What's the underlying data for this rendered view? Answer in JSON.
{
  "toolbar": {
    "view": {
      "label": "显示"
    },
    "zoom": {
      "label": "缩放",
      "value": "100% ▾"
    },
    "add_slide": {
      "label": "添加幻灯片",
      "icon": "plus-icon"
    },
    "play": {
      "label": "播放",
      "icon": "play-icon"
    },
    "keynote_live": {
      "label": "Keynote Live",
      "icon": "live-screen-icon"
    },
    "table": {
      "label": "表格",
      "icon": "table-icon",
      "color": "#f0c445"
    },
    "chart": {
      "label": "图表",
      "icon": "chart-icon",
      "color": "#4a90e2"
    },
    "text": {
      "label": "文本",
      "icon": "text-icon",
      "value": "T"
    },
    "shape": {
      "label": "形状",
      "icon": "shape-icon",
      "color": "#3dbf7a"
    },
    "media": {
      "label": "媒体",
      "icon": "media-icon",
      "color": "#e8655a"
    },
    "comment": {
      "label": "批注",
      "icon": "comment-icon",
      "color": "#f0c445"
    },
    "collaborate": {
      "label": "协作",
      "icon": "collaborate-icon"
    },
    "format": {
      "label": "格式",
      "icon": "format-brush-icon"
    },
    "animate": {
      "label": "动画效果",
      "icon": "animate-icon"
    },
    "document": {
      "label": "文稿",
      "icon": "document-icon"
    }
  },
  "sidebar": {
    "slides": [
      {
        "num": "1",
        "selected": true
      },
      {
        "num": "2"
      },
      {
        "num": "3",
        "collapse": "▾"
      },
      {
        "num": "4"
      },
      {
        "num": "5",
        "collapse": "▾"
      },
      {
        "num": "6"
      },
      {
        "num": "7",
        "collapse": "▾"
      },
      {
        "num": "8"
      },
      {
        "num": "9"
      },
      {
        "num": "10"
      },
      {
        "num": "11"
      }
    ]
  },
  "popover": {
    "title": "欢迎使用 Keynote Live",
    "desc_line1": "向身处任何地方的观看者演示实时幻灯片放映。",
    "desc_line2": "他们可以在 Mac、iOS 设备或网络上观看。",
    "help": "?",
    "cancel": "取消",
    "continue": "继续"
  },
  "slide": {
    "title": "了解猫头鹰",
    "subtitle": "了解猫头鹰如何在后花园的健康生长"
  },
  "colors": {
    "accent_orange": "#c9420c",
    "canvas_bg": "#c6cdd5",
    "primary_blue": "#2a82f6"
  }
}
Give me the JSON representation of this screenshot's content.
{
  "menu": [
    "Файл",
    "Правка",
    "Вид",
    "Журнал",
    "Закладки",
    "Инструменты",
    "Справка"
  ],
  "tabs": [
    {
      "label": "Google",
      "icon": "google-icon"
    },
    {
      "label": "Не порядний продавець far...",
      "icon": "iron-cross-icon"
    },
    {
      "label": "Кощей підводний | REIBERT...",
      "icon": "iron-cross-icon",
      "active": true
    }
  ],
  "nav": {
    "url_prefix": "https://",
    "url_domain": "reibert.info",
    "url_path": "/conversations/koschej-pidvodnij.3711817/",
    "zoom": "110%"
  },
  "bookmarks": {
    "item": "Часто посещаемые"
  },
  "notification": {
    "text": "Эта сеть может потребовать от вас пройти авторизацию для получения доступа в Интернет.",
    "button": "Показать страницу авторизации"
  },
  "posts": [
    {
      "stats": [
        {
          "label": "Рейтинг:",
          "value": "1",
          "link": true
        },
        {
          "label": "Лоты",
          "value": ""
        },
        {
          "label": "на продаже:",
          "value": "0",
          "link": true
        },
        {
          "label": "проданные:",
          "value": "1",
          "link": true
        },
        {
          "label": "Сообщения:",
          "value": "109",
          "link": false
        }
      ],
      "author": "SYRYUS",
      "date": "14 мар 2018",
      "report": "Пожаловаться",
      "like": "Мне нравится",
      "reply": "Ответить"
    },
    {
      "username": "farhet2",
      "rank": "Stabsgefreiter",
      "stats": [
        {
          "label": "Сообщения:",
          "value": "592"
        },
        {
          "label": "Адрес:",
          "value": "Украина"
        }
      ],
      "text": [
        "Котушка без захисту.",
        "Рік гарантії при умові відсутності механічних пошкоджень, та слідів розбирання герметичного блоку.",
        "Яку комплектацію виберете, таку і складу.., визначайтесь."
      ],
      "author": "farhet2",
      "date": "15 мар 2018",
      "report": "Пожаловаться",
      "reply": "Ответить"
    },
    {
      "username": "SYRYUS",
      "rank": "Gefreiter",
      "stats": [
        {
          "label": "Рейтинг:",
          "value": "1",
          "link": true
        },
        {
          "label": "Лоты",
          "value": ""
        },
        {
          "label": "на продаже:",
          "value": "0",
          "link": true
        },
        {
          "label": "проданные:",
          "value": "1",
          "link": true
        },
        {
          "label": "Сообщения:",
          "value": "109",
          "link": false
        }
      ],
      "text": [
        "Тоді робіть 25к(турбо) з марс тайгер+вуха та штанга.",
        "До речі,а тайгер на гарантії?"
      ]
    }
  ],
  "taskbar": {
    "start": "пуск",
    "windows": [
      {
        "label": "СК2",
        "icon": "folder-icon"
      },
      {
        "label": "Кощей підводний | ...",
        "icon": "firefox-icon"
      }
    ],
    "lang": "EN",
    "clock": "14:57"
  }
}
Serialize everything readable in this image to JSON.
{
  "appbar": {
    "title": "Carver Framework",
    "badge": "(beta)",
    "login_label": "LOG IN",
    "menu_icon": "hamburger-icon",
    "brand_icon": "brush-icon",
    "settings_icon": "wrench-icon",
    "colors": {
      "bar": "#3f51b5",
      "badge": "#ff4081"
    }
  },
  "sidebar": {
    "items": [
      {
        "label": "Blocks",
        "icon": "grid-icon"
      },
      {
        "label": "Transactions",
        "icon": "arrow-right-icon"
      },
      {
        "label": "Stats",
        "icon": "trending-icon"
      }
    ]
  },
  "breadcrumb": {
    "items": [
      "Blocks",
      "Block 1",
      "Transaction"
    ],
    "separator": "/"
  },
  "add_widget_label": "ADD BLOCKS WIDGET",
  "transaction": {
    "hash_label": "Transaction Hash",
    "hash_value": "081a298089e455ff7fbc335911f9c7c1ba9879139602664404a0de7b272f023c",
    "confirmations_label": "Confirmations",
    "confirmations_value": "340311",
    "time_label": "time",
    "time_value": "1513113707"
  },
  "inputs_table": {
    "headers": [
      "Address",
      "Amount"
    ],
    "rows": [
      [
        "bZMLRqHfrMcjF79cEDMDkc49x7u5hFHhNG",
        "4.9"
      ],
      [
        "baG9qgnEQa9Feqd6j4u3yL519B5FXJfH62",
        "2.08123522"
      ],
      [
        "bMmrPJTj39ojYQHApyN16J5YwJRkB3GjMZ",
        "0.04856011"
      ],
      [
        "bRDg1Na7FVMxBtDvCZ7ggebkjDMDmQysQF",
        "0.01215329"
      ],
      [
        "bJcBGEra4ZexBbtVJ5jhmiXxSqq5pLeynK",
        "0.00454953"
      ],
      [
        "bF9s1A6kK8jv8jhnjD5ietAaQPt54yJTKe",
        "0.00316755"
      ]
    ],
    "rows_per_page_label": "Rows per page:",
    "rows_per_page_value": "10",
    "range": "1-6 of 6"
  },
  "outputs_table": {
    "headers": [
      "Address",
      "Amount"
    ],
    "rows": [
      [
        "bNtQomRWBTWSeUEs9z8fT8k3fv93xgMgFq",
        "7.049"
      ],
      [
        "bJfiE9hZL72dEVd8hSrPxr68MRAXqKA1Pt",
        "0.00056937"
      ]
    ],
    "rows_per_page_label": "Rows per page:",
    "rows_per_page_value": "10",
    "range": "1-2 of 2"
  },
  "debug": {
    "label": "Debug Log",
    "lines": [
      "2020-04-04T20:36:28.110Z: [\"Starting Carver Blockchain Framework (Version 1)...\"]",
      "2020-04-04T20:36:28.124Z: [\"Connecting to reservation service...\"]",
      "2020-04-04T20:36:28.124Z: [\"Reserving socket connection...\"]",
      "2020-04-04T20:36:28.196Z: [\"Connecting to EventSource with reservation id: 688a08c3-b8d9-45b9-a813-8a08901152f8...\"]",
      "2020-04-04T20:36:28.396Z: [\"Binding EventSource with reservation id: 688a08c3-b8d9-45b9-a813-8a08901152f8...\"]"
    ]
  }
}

■ ■ ■ ■ ■

• YOUR GOAL:
Find the word "Framework" and list each line it appears in.

• TASK RESPONSE:
    "title": "Carver Framework",
      "2020-04-04T20:36:28.110Z: [\"Starting Carver Blockchain Framework (Version 1)...\"]",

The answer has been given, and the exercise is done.